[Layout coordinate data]
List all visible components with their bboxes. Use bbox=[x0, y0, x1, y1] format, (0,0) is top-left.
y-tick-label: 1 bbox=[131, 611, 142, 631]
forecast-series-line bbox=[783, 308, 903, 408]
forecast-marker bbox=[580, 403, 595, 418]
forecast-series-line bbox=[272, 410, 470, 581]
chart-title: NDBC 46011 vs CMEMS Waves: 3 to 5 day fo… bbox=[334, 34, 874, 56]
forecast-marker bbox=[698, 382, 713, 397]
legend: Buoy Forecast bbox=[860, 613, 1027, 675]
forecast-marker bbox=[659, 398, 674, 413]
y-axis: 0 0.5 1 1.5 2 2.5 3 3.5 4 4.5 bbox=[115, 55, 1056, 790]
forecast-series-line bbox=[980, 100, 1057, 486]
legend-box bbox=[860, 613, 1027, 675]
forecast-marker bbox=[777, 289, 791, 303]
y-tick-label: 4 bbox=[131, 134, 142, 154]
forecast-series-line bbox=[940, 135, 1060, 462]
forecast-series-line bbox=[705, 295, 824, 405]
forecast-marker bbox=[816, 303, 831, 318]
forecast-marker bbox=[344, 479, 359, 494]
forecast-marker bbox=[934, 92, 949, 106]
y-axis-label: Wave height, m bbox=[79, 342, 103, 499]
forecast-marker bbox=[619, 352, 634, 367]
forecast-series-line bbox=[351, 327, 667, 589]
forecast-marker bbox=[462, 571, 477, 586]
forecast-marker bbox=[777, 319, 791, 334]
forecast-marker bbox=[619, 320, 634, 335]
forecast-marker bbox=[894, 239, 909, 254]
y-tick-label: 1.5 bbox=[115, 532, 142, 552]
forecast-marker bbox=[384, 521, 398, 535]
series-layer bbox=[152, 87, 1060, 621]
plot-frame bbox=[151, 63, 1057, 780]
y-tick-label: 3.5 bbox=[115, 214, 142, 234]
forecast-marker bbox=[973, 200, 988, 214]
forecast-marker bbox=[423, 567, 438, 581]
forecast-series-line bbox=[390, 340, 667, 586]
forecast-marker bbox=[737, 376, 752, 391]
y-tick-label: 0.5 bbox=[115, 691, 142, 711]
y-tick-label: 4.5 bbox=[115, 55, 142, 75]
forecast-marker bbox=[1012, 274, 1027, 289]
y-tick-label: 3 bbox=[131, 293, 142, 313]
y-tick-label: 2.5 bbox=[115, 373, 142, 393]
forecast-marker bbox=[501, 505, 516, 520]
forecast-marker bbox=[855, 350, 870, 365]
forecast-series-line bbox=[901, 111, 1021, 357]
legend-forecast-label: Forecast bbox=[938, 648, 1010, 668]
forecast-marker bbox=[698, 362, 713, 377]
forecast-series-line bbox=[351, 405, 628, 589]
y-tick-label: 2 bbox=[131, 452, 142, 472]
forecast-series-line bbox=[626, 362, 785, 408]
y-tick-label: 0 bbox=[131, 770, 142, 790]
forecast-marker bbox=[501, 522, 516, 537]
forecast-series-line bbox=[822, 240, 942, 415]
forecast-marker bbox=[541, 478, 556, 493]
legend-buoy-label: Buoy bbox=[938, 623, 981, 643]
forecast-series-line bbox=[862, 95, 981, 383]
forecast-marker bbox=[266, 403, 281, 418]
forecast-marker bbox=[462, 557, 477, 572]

> [Problem details]:
Reproduce every row above word for word, in the same order and with nothing changed.

> [Written answer]:
List all visible components with their bboxes. Use bbox=[x0, y0, x1, y1] format, (0,0) is top-left.
y-tick-label: 1 bbox=[131, 611, 142, 631]
forecast-series-line bbox=[783, 308, 903, 408]
forecast-marker bbox=[580, 403, 595, 418]
forecast-series-line bbox=[272, 410, 470, 581]
chart-title: NDBC 46011 vs CMEMS Waves: 3 to 5 day fo… bbox=[334, 34, 874, 56]
forecast-marker bbox=[698, 382, 713, 397]
legend: Buoy Forecast bbox=[860, 613, 1027, 675]
forecast-marker bbox=[659, 398, 674, 413]
y-axis: 0 0.5 1 1.5 2 2.5 3 3.5 4 4.5 bbox=[115, 55, 1056, 790]
forecast-series-line bbox=[980, 100, 1057, 486]
legend-box bbox=[860, 613, 1027, 675]
forecast-marker bbox=[777, 289, 791, 303]
y-tick-label: 4 bbox=[131, 134, 142, 154]
forecast-series-line bbox=[940, 135, 1060, 462]
forecast-series-line bbox=[705, 295, 824, 405]
forecast-marker bbox=[816, 303, 831, 318]
forecast-marker bbox=[344, 479, 359, 494]
forecast-marker bbox=[934, 92, 949, 106]
y-axis-label: Wave height, m bbox=[79, 342, 103, 499]
forecast-marker bbox=[619, 352, 634, 367]
forecast-series-line bbox=[351, 327, 667, 589]
forecast-marker bbox=[462, 571, 477, 586]
forecast-marker bbox=[777, 319, 791, 334]
forecast-marker bbox=[619, 320, 634, 335]
forecast-marker bbox=[894, 239, 909, 254]
y-tick-label: 1.5 bbox=[115, 532, 142, 552]
forecast-marker bbox=[384, 521, 398, 535]
series-layer bbox=[152, 87, 1060, 621]
plot-frame bbox=[151, 63, 1057, 780]
y-tick-label: 3.5 bbox=[115, 214, 142, 234]
forecast-marker bbox=[973, 200, 988, 214]
forecast-marker bbox=[423, 567, 438, 581]
forecast-series-line bbox=[390, 340, 667, 586]
forecast-marker bbox=[737, 376, 752, 391]
y-tick-label: 0.5 bbox=[115, 691, 142, 711]
y-tick-label: 4.5 bbox=[115, 55, 142, 75]
forecast-marker bbox=[1012, 274, 1027, 289]
y-tick-label: 3 bbox=[131, 293, 142, 313]
y-tick-label: 2.5 bbox=[115, 373, 142, 393]
forecast-marker bbox=[501, 505, 516, 520]
forecast-marker bbox=[855, 350, 870, 365]
forecast-series-line bbox=[901, 111, 1021, 357]
legend-forecast-label: Forecast bbox=[938, 648, 1010, 668]
forecast-marker bbox=[698, 362, 713, 377]
forecast-series-line bbox=[351, 405, 628, 589]
y-tick-label: 2 bbox=[131, 452, 142, 472]
forecast-series-line bbox=[626, 362, 785, 408]
y-tick-label: 0 bbox=[131, 770, 142, 790]
forecast-marker bbox=[501, 522, 516, 537]
forecast-series-line bbox=[822, 240, 942, 415]
forecast-marker bbox=[541, 478, 556, 493]
legend-buoy-label: Buoy bbox=[938, 623, 981, 643]
forecast-series-line bbox=[862, 95, 981, 383]
forecast-marker bbox=[266, 403, 281, 418]
forecast-marker bbox=[462, 557, 477, 572]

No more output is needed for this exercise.